• _Stated task_
Pull out each line of the items below that contains the string "bars", treating uppercase and lowercase as different.

## Begin Supplied information

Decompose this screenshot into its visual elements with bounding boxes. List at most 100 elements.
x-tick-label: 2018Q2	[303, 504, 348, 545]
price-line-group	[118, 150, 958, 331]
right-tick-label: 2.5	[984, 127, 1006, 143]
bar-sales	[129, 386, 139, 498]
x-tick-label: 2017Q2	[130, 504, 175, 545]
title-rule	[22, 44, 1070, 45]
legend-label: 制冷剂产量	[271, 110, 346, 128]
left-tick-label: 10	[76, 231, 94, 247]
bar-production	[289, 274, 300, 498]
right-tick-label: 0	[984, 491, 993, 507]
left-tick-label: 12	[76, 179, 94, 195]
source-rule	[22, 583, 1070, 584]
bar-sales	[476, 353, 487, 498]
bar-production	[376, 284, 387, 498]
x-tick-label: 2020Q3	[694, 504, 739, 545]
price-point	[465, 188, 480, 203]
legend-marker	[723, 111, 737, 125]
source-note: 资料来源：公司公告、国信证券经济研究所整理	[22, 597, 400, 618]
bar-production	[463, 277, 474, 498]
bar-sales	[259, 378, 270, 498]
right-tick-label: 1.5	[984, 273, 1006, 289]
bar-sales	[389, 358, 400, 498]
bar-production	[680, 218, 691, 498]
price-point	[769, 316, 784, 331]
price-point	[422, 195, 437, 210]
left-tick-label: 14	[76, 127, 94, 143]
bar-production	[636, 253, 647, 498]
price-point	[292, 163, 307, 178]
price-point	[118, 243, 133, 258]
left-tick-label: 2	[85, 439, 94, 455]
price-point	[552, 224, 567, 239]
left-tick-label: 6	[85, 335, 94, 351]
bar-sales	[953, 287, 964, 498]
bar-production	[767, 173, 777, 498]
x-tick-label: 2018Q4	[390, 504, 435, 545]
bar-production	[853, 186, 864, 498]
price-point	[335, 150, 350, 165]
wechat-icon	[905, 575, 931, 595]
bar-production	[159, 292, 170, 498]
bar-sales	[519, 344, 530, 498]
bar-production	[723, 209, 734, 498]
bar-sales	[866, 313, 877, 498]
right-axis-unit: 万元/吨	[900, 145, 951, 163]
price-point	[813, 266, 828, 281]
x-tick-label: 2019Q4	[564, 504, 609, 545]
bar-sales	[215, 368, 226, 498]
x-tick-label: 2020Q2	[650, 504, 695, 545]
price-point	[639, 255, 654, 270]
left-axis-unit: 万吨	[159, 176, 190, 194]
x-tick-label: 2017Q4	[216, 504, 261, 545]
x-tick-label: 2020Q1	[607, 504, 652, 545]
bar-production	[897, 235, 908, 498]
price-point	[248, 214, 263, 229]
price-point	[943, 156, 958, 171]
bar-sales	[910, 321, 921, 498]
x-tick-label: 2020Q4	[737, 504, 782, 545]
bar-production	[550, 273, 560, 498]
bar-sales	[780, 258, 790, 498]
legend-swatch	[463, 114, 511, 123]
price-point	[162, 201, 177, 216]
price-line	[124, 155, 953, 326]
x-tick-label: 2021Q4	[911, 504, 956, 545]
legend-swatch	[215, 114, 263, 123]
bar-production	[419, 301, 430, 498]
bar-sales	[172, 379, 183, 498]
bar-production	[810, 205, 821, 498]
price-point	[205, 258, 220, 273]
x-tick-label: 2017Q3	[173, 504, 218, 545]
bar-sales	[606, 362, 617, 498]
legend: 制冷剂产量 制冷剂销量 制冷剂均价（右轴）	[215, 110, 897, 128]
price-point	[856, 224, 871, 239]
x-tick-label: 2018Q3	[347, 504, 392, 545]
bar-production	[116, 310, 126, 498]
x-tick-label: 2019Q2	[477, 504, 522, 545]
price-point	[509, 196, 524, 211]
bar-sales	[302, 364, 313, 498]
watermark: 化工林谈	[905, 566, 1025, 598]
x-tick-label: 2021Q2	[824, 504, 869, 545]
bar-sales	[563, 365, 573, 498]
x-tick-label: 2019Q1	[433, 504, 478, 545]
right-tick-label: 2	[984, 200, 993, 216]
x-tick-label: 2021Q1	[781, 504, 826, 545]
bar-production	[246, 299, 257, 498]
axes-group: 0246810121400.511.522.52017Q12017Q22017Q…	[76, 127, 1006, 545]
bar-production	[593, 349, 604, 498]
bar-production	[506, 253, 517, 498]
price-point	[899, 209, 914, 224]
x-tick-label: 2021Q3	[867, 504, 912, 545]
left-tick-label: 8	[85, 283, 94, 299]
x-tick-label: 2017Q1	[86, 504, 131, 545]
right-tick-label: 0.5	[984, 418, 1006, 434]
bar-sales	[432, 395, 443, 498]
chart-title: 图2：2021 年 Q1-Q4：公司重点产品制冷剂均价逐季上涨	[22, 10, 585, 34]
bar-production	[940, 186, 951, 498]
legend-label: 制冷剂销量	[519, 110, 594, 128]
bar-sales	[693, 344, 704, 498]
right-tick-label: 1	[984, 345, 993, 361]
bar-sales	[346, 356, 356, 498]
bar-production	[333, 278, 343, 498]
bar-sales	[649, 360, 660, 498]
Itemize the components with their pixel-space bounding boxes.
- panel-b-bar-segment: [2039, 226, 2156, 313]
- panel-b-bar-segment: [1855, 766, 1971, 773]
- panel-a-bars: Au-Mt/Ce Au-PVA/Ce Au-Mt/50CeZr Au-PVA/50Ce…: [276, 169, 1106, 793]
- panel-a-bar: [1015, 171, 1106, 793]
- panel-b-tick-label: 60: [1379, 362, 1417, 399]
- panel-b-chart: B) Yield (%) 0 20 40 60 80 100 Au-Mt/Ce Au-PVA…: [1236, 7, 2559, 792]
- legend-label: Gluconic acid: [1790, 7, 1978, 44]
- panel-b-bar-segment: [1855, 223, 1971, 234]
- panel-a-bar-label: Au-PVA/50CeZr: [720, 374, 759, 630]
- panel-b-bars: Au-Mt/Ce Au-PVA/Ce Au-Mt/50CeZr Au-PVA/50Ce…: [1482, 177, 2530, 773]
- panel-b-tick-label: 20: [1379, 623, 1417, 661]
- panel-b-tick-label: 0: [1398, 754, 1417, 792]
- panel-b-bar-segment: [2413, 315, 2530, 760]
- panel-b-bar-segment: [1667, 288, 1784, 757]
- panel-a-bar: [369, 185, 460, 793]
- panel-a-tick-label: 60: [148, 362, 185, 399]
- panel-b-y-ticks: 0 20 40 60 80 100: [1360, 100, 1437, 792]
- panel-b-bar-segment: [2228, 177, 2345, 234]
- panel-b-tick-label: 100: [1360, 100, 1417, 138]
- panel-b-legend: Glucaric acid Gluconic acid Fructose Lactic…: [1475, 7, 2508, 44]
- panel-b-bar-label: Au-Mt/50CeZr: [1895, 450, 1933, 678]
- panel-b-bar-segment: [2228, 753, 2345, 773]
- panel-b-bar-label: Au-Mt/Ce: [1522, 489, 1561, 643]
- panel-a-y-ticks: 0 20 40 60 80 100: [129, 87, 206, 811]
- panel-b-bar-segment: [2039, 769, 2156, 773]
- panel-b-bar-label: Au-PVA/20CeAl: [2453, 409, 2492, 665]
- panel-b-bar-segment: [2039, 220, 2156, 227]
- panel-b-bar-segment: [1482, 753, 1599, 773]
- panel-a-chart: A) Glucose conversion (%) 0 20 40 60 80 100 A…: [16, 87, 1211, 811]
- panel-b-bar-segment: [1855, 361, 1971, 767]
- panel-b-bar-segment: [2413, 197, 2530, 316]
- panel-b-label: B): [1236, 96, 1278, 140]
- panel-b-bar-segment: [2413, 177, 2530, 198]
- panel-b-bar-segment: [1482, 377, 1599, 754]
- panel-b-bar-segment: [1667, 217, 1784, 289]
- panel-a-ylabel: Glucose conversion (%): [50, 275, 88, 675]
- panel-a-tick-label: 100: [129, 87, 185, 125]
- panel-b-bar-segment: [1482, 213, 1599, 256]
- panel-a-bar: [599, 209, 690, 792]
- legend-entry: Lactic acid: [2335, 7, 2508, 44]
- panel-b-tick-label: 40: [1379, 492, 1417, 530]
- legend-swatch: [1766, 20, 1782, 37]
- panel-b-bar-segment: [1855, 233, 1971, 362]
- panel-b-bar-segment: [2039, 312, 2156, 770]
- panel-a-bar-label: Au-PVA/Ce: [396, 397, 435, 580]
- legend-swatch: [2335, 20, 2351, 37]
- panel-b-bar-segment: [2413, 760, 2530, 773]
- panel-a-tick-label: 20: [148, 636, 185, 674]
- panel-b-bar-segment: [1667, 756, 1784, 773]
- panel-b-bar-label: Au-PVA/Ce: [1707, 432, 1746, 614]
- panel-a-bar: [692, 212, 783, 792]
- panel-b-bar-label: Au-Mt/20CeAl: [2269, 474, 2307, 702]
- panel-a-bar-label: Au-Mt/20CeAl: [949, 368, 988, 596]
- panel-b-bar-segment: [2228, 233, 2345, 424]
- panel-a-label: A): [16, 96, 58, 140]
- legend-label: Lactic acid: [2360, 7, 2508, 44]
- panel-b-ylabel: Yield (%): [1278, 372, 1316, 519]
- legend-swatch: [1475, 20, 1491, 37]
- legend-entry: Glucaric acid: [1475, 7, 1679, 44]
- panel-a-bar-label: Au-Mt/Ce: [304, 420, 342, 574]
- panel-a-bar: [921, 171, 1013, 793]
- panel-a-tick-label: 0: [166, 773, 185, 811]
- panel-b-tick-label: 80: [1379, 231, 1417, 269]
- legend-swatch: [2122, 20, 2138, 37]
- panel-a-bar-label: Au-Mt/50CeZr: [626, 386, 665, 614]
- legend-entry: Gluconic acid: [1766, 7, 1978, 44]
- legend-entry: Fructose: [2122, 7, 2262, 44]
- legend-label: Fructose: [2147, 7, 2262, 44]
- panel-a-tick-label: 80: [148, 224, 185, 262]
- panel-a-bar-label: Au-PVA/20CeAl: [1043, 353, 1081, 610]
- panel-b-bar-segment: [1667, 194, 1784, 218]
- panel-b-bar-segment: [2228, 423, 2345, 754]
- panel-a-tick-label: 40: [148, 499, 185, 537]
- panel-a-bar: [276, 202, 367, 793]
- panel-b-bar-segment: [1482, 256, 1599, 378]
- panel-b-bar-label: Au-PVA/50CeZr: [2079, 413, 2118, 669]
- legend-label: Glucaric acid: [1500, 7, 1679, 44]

## End Supplied information

• _The result_
- panel-a-bars: Au-Mt/Ce Au-PVA/Ce Au-Mt/50CeZr Au-PVA/50Ce…: [276, 169, 1106, 793]
- panel-b-bars: Au-Mt/Ce Au-PVA/Ce Au-Mt/50CeZr Au-PVA/50Ce…: [1482, 177, 2530, 773]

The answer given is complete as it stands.